PASSAGE FOR REVIEW START

Plaintiff filed his complaint on May 16, 2023, bringing wage and hours claims against Defendants for violations of the Fair Labor Standards Act (“FLSA”) and New York Labor Law (“NYLL”) and a discrimination claim under the New York State Executive Law (“NYSEL”). Id. ¶¶ 62-86.

II. Procedural History

On July 11, 2022, Plaintiff filed a lawsuit against Trion and Carmelo Milio (“Milio”), Trion's president and owner (collectively, the “Trion Defendants”), alleging employment discrimination and violations of Federal and New York State labor laws (the “Trion Action”). See ECF No. 21-4 (the “Trion Complaint” or “Trion Compl.”); see also Rosas v. Trion Real Estate Management LLC et al., No. 22-CV-5881 (JCM) (S.D.N.Y. Jul. 11, 2022).

The Trion Complaint is nearly identical to the one in the present case. According to the Trion Complaint, Plaintiff was employed by the Trion Defendants from June 2016 through December 2021 as a superintendent and handyman for a residential property located at 15 White Plains Road, Bronx, NY 10473. Trion Compl. ¶¶ 21-22. Plaintiff regularly worked fifty to sixty hours per week but was only compensated for forty hours of work each week. Id. ¶¶ 24-25. In addition to performing routine maintenance on the property, Plaintiff was required to work overtime to address tenant emergencies, heating issues during the winter and, for three months, was required to supervise a nearby park area. Id. ¶¶ 27-33.

The Trion Complaint alleges, identical to the instant case, that, in or around July 2021, Plaintiff suffered a back injury while attempting to fix a metal door. Id. ¶ 43. As a result of the injury, Plaintiff made certain medical requests to his manager, Israel. Id. ¶ 44. In response, Israel insulted Plaintiff, “calling Plaintiff ‘lazy' and [stating] that he hurt his back because he was ‘getting too old' to do his job duties.” Id. Instead of accommodating Plaintiff by giving him less physically strenuous work, Defendants “effectively demoted Plaintiff and stripped him of his prior duties and responsibilities and treated him as the lowest ranking employee.” Id. ¶ 48. In October 2021, Plaintiff was injured a second time. Id. ¶ 52. Within a month or so later, Defendants terminated Plaintiff's employment. Id. ¶ 53.

PASSAGE FOR REVIEW END

### PROBLEMS TO WORK ON
1. Return the part of the court excerpt from "Plaintiff filed his" to "Jul. 11, 2022).", word for word.
2. According to the court excerpt, why did Plaintiff make certain medical requests to his manager, Israel? Answer in one to three sentences.
3. Using the court excerpt, answer these questions:
(a) On what date did Plaintiff file the lawsuit known as the Trion Action?
(b) At what address was the residential property where Plaintiff worked?
(c) For how many hours of work each week was Plaintiff compensated?

RAW DATA START

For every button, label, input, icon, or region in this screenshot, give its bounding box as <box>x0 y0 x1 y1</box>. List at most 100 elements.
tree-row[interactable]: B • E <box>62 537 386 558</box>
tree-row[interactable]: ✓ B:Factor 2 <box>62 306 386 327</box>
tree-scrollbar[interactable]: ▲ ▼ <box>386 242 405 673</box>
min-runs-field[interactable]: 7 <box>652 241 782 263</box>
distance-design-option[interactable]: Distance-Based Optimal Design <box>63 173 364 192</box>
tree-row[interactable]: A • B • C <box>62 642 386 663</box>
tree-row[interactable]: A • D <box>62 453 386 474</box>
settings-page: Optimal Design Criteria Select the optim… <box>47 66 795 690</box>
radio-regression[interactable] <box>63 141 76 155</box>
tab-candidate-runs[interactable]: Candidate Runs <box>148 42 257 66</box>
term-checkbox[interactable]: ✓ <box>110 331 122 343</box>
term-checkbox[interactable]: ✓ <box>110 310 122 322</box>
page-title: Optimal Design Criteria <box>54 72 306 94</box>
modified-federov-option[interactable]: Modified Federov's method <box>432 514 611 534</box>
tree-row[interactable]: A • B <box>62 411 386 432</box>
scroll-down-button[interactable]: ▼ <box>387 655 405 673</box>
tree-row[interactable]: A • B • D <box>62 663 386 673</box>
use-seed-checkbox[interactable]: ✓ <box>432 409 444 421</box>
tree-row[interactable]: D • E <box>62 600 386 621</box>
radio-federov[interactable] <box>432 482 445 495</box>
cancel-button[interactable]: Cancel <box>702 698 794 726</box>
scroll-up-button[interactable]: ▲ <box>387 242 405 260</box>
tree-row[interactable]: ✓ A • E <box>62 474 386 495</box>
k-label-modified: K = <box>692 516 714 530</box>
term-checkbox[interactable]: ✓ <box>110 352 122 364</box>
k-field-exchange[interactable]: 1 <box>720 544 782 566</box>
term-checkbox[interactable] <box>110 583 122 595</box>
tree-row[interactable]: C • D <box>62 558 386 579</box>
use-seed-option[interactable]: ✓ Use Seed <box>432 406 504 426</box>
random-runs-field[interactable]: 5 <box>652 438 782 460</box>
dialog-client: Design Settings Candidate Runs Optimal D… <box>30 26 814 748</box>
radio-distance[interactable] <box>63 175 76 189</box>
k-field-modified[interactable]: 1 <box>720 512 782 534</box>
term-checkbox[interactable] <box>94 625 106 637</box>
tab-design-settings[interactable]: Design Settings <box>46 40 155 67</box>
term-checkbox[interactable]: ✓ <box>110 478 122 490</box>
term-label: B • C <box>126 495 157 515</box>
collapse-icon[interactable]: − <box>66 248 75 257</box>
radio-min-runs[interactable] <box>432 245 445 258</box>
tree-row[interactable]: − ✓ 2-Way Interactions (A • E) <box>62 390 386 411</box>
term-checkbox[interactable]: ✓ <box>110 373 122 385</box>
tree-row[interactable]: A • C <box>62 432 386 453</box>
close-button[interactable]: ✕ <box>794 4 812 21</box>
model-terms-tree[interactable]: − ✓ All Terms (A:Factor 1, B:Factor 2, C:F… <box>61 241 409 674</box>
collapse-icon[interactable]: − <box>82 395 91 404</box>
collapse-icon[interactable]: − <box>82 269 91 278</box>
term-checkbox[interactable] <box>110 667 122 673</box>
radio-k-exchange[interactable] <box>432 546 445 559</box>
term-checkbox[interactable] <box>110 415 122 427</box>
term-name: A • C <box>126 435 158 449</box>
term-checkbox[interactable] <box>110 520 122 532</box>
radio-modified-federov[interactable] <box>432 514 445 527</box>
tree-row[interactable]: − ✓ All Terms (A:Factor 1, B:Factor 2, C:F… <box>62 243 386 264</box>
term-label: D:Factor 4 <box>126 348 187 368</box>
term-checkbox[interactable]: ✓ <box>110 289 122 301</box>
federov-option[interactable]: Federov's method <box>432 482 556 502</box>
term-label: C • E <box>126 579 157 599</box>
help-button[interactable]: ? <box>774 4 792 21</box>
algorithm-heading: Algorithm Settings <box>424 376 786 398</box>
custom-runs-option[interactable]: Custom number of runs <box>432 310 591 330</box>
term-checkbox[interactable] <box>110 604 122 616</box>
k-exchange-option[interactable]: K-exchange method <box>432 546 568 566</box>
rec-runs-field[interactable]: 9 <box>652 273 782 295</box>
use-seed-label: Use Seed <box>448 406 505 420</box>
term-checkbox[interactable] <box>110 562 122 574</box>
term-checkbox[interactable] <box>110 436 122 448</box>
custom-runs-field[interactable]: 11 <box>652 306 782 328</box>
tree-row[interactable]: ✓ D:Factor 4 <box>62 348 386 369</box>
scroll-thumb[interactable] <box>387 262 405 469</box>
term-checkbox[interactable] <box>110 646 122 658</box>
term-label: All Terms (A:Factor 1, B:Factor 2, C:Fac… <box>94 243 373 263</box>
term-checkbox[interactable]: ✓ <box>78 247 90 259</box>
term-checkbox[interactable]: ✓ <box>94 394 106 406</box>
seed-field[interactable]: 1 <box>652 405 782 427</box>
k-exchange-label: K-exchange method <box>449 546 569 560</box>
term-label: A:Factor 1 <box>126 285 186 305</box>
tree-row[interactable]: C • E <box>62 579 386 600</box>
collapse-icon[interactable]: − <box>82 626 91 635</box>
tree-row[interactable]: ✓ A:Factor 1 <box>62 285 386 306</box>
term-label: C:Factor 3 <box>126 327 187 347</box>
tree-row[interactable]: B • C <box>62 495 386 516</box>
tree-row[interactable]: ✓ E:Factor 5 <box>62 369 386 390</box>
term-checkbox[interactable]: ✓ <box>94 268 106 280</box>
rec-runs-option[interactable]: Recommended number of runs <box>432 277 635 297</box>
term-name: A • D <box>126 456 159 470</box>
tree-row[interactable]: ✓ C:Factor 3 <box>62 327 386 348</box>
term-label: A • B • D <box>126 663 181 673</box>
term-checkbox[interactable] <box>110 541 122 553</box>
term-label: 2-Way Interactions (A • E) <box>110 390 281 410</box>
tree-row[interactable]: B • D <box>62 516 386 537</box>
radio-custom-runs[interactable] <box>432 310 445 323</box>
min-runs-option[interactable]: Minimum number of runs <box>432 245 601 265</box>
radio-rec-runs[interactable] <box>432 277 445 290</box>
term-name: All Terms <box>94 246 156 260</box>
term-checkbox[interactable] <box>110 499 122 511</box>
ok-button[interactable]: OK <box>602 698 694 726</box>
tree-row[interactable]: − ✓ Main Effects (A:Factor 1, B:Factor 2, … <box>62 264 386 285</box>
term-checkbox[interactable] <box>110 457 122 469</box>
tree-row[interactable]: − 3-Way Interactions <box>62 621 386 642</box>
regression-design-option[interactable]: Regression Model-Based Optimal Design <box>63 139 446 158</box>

RAW DATA END

### RESPONSES TO THE EXERCISE
1.
Plaintiff filed his complaint on May 16, 2023, bringing wage and hours claims against Defendants for violations of the Fair Labor Standards Act (“FLSA”) and New York Labor Law (“NYLL”) and a discrimination claim under the New York State Executive Law (“NYSEL”). Id. ¶¶ 62-86.

II. Procedural History

On July 11, 2022, Plaintiff filed a lawsuit against Trion and Carmelo Milio (“Milio”), Trion's president and owner (collectively, the “Trion Defendants”), alleging employment discrimination and violations of Federal and New York State labor laws (the “Trion Action”). See ECF No. 21-4 (the “Trion Complaint” or “Trion Compl.”); see also Rosas v. Trion Real Estate Management LLC et al., No. 22-CV-5881 (JCM) (S.D.N.Y. Jul. 11, 2022).

2. Plaintiff made the medical requests because of a back injury. He suffered it in or around July 2021 while attempting to fix a metal door.

3.
(a) July 11, 2022
(b) 15 White Plains Road, Bronx, NY 10473
(c) Forty hours